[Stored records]

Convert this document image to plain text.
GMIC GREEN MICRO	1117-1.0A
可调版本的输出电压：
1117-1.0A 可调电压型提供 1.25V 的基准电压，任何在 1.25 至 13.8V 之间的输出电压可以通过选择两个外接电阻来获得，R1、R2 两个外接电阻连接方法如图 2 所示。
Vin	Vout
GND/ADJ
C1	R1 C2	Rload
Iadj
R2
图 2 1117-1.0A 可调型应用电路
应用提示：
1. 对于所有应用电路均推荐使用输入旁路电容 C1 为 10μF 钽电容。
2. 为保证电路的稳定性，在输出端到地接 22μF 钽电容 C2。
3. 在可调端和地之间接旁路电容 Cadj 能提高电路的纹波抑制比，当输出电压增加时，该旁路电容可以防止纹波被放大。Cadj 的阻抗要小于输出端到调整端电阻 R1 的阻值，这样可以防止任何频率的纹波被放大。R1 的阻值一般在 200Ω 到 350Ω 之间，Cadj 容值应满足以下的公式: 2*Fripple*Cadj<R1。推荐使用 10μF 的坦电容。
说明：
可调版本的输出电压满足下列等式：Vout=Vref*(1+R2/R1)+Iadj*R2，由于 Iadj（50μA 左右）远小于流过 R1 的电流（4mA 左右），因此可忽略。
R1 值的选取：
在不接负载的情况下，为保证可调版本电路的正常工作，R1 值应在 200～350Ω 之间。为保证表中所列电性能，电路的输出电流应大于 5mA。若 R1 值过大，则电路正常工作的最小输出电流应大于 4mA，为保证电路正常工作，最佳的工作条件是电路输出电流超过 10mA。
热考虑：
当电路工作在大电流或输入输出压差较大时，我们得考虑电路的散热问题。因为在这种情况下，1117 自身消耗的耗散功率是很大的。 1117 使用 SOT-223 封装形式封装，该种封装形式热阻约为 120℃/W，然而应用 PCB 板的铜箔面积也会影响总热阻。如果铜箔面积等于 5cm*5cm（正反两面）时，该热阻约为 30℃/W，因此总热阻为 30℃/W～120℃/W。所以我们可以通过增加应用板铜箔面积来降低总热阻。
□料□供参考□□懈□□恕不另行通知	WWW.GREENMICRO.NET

Given request:
Show all lines above holding "Iadj".

The reply:
Iadj
可调版本的输出电压满足下列等式：Vout=Vref*(1+R2/R1)+Iadj*R2，由于 Iadj（50μA 左右）远小于流过 R1 的电流（4mA 左右），因此可忽略。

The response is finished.